** START ITEMS **

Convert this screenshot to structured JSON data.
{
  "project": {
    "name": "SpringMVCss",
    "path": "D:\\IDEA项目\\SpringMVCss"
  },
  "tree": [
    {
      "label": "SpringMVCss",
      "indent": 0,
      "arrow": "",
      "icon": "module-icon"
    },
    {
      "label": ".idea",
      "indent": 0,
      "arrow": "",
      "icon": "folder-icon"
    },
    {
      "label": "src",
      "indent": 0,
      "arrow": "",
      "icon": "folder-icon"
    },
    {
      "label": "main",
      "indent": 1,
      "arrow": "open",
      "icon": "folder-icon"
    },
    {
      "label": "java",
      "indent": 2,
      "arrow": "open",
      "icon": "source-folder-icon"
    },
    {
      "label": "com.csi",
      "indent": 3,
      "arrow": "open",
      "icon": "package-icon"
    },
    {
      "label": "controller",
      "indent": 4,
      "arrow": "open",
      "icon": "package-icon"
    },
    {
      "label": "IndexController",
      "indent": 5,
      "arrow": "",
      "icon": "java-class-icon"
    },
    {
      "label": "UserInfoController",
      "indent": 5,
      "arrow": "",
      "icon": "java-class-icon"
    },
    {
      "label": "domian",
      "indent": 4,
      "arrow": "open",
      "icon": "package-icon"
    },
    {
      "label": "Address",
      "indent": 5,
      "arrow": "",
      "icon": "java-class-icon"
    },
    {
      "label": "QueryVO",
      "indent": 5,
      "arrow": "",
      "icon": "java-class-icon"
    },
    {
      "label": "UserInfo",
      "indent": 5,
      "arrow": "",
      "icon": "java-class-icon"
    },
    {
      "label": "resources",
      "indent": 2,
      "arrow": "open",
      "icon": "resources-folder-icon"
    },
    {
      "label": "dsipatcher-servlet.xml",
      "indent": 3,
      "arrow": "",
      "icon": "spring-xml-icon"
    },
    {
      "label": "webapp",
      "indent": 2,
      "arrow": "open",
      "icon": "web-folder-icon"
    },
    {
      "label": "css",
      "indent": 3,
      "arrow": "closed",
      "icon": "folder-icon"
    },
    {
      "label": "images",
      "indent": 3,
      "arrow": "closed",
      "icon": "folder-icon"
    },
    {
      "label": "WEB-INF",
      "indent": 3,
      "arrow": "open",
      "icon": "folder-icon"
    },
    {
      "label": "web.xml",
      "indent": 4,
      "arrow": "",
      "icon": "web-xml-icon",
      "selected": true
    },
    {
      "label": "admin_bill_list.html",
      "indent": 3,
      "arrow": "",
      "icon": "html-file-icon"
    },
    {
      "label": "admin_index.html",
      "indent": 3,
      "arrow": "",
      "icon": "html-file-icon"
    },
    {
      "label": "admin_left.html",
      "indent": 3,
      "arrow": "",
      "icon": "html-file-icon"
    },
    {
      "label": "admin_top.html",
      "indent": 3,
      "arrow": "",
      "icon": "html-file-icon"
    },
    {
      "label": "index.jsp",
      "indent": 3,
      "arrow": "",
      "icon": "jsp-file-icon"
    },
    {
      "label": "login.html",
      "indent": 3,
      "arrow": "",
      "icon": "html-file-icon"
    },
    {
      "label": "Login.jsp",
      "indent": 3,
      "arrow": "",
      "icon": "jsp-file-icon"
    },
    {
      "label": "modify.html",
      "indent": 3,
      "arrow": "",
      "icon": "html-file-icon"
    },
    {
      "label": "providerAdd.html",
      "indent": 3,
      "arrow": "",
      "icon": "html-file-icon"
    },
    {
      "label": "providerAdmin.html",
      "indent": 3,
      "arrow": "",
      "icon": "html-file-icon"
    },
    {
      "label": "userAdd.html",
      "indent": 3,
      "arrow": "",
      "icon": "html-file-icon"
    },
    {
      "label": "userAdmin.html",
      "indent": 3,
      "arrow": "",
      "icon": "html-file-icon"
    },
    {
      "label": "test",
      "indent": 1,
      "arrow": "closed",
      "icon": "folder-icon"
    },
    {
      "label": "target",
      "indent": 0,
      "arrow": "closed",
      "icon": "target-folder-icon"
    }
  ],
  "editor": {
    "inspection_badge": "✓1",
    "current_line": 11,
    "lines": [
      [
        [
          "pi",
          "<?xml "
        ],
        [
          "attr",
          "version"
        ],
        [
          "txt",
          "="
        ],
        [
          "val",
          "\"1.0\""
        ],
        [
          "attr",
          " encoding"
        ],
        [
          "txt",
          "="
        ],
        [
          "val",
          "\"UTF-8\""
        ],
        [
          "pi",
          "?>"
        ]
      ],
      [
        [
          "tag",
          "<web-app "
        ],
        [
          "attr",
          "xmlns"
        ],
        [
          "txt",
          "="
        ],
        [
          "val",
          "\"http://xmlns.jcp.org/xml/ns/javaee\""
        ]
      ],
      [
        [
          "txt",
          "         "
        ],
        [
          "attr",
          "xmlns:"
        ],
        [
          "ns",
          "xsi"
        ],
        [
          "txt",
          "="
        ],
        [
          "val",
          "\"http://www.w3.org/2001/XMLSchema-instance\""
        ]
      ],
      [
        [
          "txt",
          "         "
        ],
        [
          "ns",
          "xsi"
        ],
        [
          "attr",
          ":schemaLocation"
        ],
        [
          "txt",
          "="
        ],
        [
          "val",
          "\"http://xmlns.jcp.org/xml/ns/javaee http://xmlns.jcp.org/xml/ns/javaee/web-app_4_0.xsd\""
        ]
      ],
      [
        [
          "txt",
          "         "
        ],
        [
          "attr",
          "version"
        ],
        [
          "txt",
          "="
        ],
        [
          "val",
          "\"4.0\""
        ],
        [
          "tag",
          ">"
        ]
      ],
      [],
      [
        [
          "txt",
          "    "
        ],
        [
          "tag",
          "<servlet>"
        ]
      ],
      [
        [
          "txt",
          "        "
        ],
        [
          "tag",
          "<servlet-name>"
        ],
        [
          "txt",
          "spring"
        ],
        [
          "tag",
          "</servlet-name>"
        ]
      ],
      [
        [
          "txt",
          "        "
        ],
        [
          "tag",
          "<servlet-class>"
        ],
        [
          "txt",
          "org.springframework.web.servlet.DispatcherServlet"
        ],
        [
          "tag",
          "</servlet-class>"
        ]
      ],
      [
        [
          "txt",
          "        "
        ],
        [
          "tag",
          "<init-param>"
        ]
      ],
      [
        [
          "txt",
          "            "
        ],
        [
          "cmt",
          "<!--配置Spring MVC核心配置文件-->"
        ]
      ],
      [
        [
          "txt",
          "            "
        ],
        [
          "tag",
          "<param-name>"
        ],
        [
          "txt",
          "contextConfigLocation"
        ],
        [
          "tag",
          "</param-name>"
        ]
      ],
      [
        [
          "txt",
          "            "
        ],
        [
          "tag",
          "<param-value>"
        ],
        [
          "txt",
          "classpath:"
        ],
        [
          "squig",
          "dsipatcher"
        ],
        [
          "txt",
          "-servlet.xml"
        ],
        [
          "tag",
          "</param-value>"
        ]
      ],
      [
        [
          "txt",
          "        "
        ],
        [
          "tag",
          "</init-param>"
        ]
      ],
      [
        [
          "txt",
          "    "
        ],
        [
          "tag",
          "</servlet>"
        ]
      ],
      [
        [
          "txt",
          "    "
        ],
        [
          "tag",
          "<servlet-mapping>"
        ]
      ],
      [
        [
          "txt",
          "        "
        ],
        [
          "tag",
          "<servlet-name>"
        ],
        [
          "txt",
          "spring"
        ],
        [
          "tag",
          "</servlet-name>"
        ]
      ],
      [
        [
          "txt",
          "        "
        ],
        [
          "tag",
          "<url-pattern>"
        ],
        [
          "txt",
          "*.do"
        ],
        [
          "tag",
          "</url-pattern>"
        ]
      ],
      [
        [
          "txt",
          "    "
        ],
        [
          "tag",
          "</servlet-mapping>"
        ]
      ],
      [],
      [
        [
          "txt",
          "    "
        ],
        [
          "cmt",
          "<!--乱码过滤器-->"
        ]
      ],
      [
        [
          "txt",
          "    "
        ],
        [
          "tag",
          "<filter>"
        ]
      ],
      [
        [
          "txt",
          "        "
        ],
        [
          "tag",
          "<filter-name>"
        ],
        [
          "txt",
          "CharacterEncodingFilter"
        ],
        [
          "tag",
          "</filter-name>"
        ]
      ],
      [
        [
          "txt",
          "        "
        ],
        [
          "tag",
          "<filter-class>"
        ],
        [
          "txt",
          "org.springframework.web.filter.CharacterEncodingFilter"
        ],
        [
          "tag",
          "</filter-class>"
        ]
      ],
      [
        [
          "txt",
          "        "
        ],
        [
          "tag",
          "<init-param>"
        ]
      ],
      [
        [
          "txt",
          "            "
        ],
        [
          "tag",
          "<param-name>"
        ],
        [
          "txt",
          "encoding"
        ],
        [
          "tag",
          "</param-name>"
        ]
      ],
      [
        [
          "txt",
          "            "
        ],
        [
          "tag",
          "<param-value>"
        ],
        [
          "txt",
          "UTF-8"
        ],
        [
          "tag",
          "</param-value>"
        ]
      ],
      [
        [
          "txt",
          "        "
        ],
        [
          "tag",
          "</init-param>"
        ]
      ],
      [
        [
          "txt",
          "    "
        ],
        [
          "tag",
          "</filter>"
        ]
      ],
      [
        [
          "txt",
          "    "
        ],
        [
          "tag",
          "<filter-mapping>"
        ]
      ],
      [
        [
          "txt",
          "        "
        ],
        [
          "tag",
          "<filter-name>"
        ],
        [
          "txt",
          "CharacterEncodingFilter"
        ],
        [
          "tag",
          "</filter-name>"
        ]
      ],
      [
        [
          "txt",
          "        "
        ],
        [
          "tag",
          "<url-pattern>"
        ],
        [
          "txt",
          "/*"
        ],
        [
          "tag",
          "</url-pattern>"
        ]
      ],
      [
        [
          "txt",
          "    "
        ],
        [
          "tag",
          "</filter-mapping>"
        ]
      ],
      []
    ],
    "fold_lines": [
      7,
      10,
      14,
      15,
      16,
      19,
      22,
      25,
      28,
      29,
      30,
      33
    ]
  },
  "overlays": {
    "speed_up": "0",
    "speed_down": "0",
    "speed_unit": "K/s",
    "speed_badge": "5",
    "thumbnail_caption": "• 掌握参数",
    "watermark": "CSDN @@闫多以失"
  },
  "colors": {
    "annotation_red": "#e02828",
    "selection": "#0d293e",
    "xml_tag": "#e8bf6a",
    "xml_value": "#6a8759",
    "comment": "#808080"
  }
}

** END ITEMS **

**SHORT TASK**
Using the listing above, gather each line that holds the string "springframework" and copy it.

**FINISHED EXERCISE**
          "org.springframework.web.servlet.DispatcherServlet"
          "org.springframework.web.filter.CharacterEncodingFilter"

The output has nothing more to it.